Transcribe the records that follow. Keep every word exactly, and drop the pictures.
# # # # # # #
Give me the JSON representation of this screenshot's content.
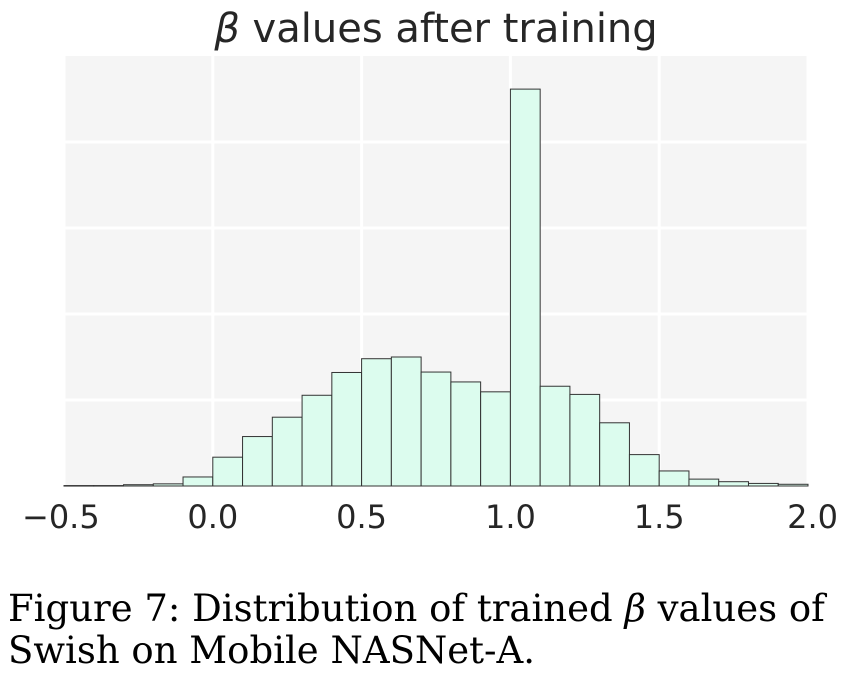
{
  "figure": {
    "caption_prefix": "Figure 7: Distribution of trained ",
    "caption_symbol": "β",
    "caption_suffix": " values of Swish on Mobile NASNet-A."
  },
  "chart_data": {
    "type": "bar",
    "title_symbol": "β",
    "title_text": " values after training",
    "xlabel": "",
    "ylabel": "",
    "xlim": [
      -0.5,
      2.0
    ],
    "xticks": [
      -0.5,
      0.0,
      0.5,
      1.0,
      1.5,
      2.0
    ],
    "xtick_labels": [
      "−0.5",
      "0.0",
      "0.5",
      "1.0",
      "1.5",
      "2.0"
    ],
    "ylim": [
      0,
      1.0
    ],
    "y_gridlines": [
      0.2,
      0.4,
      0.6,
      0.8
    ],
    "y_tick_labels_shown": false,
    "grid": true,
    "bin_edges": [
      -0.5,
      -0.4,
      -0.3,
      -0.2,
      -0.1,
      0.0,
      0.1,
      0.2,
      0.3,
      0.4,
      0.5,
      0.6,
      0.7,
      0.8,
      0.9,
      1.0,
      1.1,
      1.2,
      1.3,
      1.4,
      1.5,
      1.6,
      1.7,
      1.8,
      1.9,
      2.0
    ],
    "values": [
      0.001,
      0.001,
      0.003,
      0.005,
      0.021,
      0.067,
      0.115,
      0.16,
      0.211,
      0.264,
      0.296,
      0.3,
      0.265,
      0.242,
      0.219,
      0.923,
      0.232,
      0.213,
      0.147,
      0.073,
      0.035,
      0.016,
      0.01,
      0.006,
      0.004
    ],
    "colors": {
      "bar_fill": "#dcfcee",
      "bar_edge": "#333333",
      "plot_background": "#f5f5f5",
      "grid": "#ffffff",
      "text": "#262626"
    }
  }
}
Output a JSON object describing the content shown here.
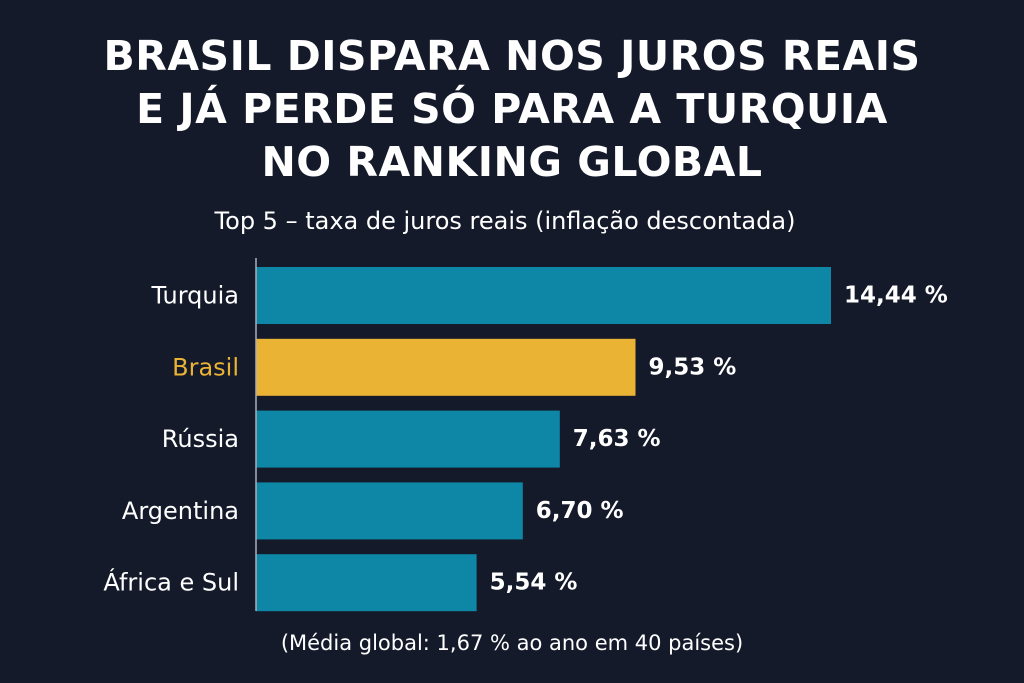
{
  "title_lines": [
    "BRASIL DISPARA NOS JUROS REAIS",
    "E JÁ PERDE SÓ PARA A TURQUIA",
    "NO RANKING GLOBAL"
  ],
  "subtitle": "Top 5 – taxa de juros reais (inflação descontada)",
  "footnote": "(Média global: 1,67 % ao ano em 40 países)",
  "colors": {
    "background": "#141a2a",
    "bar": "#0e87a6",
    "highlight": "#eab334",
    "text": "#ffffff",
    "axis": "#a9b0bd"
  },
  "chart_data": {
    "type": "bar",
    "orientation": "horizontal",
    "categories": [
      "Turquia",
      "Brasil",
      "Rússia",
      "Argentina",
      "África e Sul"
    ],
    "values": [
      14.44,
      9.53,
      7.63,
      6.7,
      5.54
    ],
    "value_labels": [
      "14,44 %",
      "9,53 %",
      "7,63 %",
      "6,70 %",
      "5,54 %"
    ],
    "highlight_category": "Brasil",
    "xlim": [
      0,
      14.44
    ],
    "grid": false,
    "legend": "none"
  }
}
# # # # # # #
_Output for this exercise_
Give me the JSON representation of this screenshot's content.
{
  "figure": {
    "caption_prefix": "Figure 7: Distribution of trained ",
    "caption_symbol": "β",
    "caption_suffix": " values of Swish on Mobile NASNet-A."
  },
  "chart_data": {
    "type": "bar",
    "title_symbol": "β",
    "title_text": " values after training",
    "xlabel": "",
    "ylabel": "",
    "xlim": [
      -0.5,
      2.0
    ],
    "xticks": [
      -0.5,
      0.0,
      0.5,
      1.0,
      1.5,
      2.0
    ],
    "xtick_labels": [
      "−0.5",
      "0.0",
      "0.5",
      "1.0",
      "1.5",
      "2.0"
    ],
    "ylim": [
      0,
      1.0
    ],
    "y_gridlines": [
      0.2,
      0.4,
      0.6,
      0.8
    ],
    "y_tick_labels_shown": false,
    "grid": true,
    "bin_edges": [
      -0.5,
      -0.4,
      -0.3,
      -0.2,
      -0.1,
      0.0,
      0.1,
      0.2,
      0.3,
      0.4,
      0.5,
      0.6,
      0.7,
      0.8,
      0.9,
      1.0,
      1.1,
      1.2,
      1.3,
      1.4,
      1.5,
      1.6,
      1.7,
      1.8,
      1.9,
      2.0
    ],
    "values": [
      0.001,
      0.001,
      0.003,
      0.005,
      0.021,
      0.067,
      0.115,
      0.16,
      0.211,
      0.264,
      0.296,
      0.3,
      0.265,
      0.242,
      0.219,
      0.923,
      0.232,
      0.213,
      0.147,
      0.073,
      0.035,
      0.016,
      0.01,
      0.006,
      0.004
    ],
    "colors": {
      "bar_fill": "#dcfcee",
      "bar_edge": "#333333",
      "plot_background": "#f5f5f5",
      "grid": "#ffffff",
      "text": "#262626"
    }
  }
}
Output a JSON object describing the content shown here.
{
  "title_lines": [
    "BRASIL DISPARA NOS JUROS REAIS",
    "E JÁ PERDE SÓ PARA A TURQUIA",
    "NO RANKING GLOBAL"
  ],
  "subtitle": "Top 5 – taxa de juros reais (inflação descontada)",
  "footnote": "(Média global: 1,67 % ao ano em 40 países)",
  "colors": {
    "background": "#141a2a",
    "bar": "#0e87a6",
    "highlight": "#eab334",
    "text": "#ffffff",
    "axis": "#a9b0bd"
  },
  "chart_data": {
    "type": "bar",
    "orientation": "horizontal",
    "categories": [
      "Turquia",
      "Brasil",
      "Rússia",
      "Argentina",
      "África e Sul"
    ],
    "values": [
      14.44,
      9.53,
      7.63,
      6.7,
      5.54
    ],
    "value_labels": [
      "14,44 %",
      "9,53 %",
      "7,63 %",
      "6,70 %",
      "5,54 %"
    ],
    "highlight_category": "Brasil",
    "xlim": [
      0,
      14.44
    ],
    "grid": false,
    "legend": "none"
  }
}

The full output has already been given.